══ DATA FOR PROCESSING ══

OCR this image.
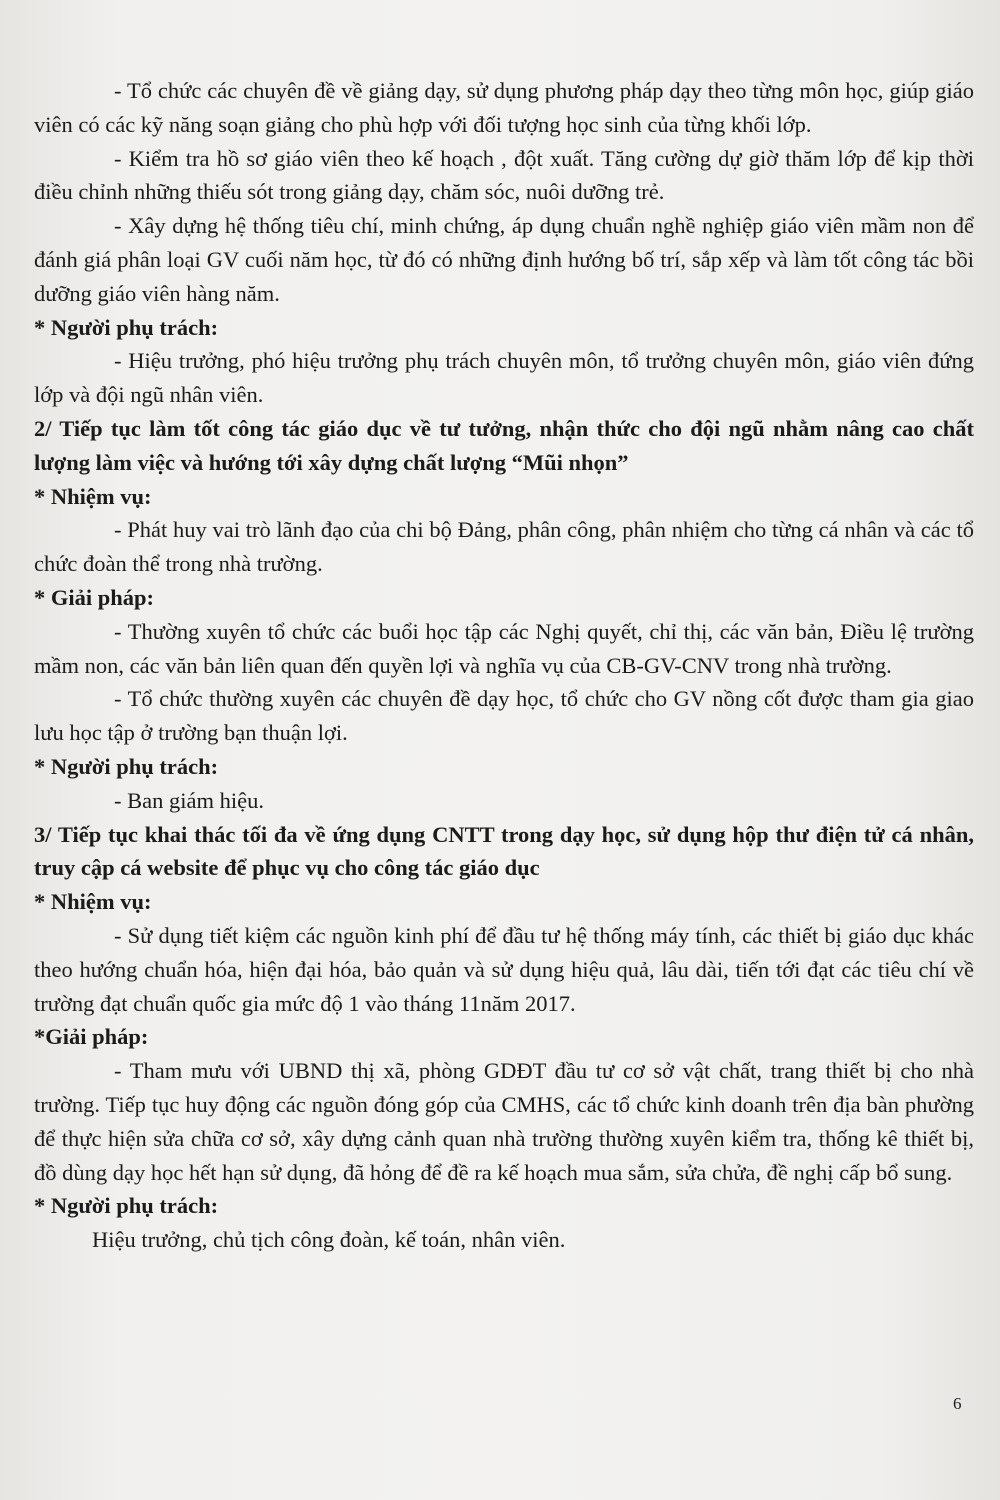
- Tổ chức các chuyên đề về giảng dạy, sử dụng phương pháp dạy theo từng môn học, giúp giáo viên có các kỹ năng soạn giảng cho phù hợp với đối tượng học sinh của từng khối lớp.

- Kiểm tra hồ sơ giáo viên theo kế hoạch , đột xuất. Tăng cường dự giờ thăm lớp để kịp thời điều chỉnh những thiếu sót trong giảng dạy, chăm sóc, nuôi dưỡng trẻ.

- Xây dựng hệ thống tiêu chí, minh chứng, áp dụng chuẩn nghề nghiệp giáo viên mầm non để đánh giá phân loại GV cuối năm học, từ đó có những định hướng bố trí, sắp xếp và làm tốt công tác bồi dưỡng giáo viên hàng năm.

* Người phụ trách:

- Hiệu trưởng, phó hiệu trưởng phụ trách chuyên môn, tổ trưởng chuyên môn, giáo viên đứng lớp và đội ngũ nhân viên.

2/ Tiếp tục làm tốt công tác giáo dục về tư tưởng, nhận thức cho đội ngũ nhằm nâng cao chất lượng làm việc và hướng tới xây dựng chất lượng “Mũi nhọn”

* Nhiệm vụ:

- Phát huy vai trò lãnh đạo của chi bộ Đảng, phân công, phân nhiệm cho từng cá nhân và các tổ chức đoàn thể trong nhà trường.

* Giải pháp:

- Thường xuyên tổ chức các buổi học tập các Nghị quyết, chỉ thị, các văn bản, Điều lệ trường mầm non, các văn bản liên quan đến quyền lợi và nghĩa vụ của CB-GV-CNV trong nhà trường.

- Tổ chức thường xuyên các chuyên đề dạy học, tổ chức cho GV nồng cốt được tham gia giao lưu học tập ở trường bạn thuận lợi.

* Người phụ trách:

- Ban giám hiệu.

3/ Tiếp tục khai thác tối đa về ứng dụng CNTT trong dạy học, sử dụng hộp thư điện tử cá nhân, truy cập cá website để phục vụ cho công tác giáo dục

* Nhiệm vụ:

- Sử dụng tiết kiệm các nguồn kinh phí để đầu tư hệ thống máy tính, các thiết bị giáo dục khác theo hướng chuẩn hóa, hiện đại hóa, bảo quản và sử dụng hiệu quả, lâu dài, tiến tới đạt các tiêu chí về trường đạt chuẩn quốc gia mức độ 1 vào tháng 11năm 2017.

*Giải pháp:

- Tham mưu với UBND thị xã, phòng GDĐT đầu tư cơ sở vật chất, trang thiết bị cho nhà trường. Tiếp tục huy động các nguồn đóng góp của CMHS, các tổ chức kinh doanh trên địa bàn phường để thực hiện sửa chữa cơ sở, xây dựng cảnh quan nhà trường thường xuyên kiểm tra, thống kê thiết bị, đồ dùng dạy học hết hạn sử dụng, đã hỏng để đề ra kế hoạch mua sắm, sửa chửa, đề nghị cấp bổ sung.

* Người phụ trách:

Hiệu trưởng, chủ tịch công đoàn, kế toán, nhân viên.

6
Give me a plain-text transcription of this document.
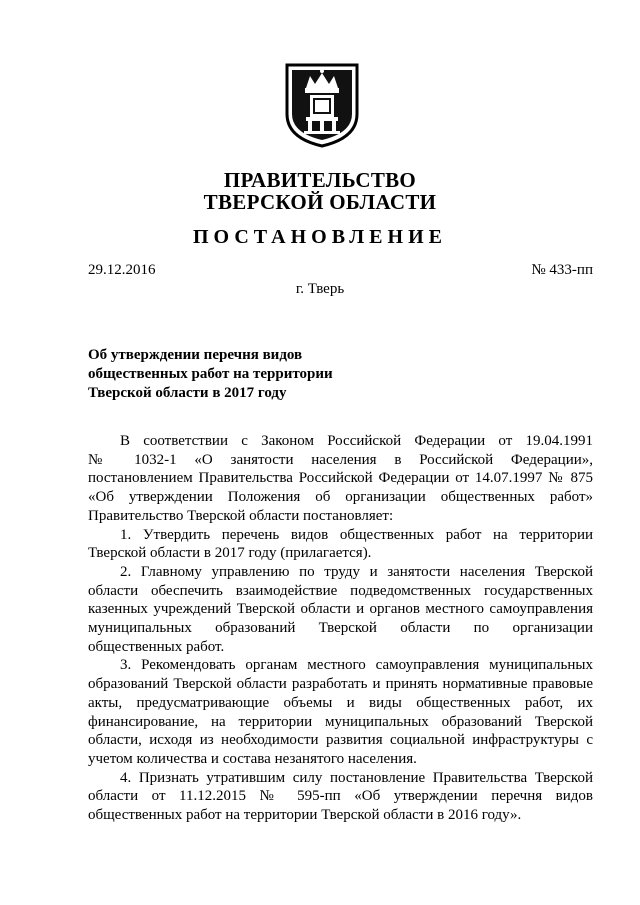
ПРАВИТЕЛЬСТВО
ТВЕРСКОЙ ОБЛАСТИ
ПОСТАНОВЛЕНИЕ
29.12.2016	№ 433-пп
г. Тверь
Об утверждении перечня видов
общественных работ на территории
Тверской области в 2017 году
В соответствии с Законом Российской Федерации от 19.04.1991
№ 1032-1 «О занятости населения в Российской Федерации»,
постановлением Правительства Российской Федерации от 14.07.1997 № 875
«Об утверждении Положения об организации общественных работ»
Правительство Тверской области постановляет:
1. Утвердить перечень видов общественных работ на территории
Тверской области в 2017 году (прилагается).
2. Главному управлению по труду и занятости населения Тверской
области обеспечить взаимодействие подведомственных государственных
казенных учреждений Тверской области и органов местного самоуправления
муниципальных образований Тверской области по организации
общественных работ.
3. Рекомендовать органам местного самоуправления муниципальных
образований Тверской области разработать и принять нормативные правовые
акты, предусматривающие объемы и виды общественных работ, их
финансирование, на территории муниципальных образований Тверской
области, исходя из необходимости развития социальной инфраструктуры с
учетом количества и состава незанятого населения.
4. Признать утратившим силу постановление Правительства Тверской
области от 11.12.2015 № 595-пп «Об утверждении перечня видов
общественных работ на территории Тверской области в 2016 году».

═══

_WHAT TO DO_
From the entries above, collect every line with the string "Российской" in it.

_SOLUTION TO THE EXERCISE_
В соответствии с Законом Российской Федерации от 19.04.1991
№ 1032-1 «О занятости населения в Российской Федерации»,
постановлением Правительства Российской Федерации от 14.07.1997 № 875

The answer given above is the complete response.